Given problem | Go through the material and write it all out exactly, minus the pictures.

Exercise materials |
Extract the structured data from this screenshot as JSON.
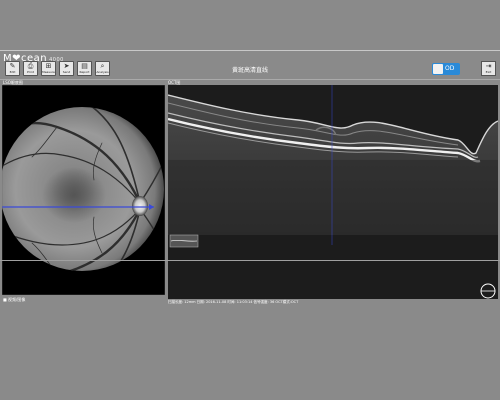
{
  "header": {
    "logo": "M❤cean",
    "logo_sub": "4000",
    "title": "黄斑高清直线",
    "toolbar": [
      {
        "label": "Edit",
        "icon": "edit-icon"
      },
      {
        "label": "Print",
        "icon": "print-icon"
      },
      {
        "label": "Measure",
        "icon": "measure-icon"
      },
      {
        "label": "Send",
        "icon": "send-icon"
      },
      {
        "label": "Report",
        "icon": "report-icon"
      },
      {
        "label": "Analysis",
        "icon": "analysis-icon"
      }
    ],
    "toggle_label": "OD",
    "exit_label": "Exit"
  },
  "slo_panel": {
    "label": "LSO眼底图",
    "footer": "■ 视频/图像"
  },
  "oct_panel": {
    "label": "OCT图",
    "status": "扫描长度: 12mm    日期: 2016-11-08    时间: 11:03:14    信号强度: 36    OCT模式:OCT"
  },
  "colors": {
    "background": "#8a8a8a",
    "accent": "#2a8ad8",
    "scanline": "#3a4ad8"
  }
}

Response to the task |
Extract the structured data from this screenshot as JSON.
{
  "header": {
    "logo": "M❤cean",
    "logo_sub": "4000",
    "title": "黄斑高清直线",
    "toolbar": [
      {
        "label": "Edit",
        "icon": "edit-icon"
      },
      {
        "label": "Print",
        "icon": "print-icon"
      },
      {
        "label": "Measure",
        "icon": "measure-icon"
      },
      {
        "label": "Send",
        "icon": "send-icon"
      },
      {
        "label": "Report",
        "icon": "report-icon"
      },
      {
        "label": "Analysis",
        "icon": "analysis-icon"
      }
    ],
    "toggle_label": "OD",
    "exit_label": "Exit"
  },
  "slo_panel": {
    "label": "LSO眼底图",
    "footer": "■ 视频/图像"
  },
  "oct_panel": {
    "label": "OCT图",
    "status": "扫描长度: 12mm    日期: 2016-11-08    时间: 11:03:14    信号强度: 36    OCT模式:OCT"
  },
  "colors": {
    "background": "#8a8a8a",
    "accent": "#2a8ad8",
    "scanline": "#3a4ad8"
  }
}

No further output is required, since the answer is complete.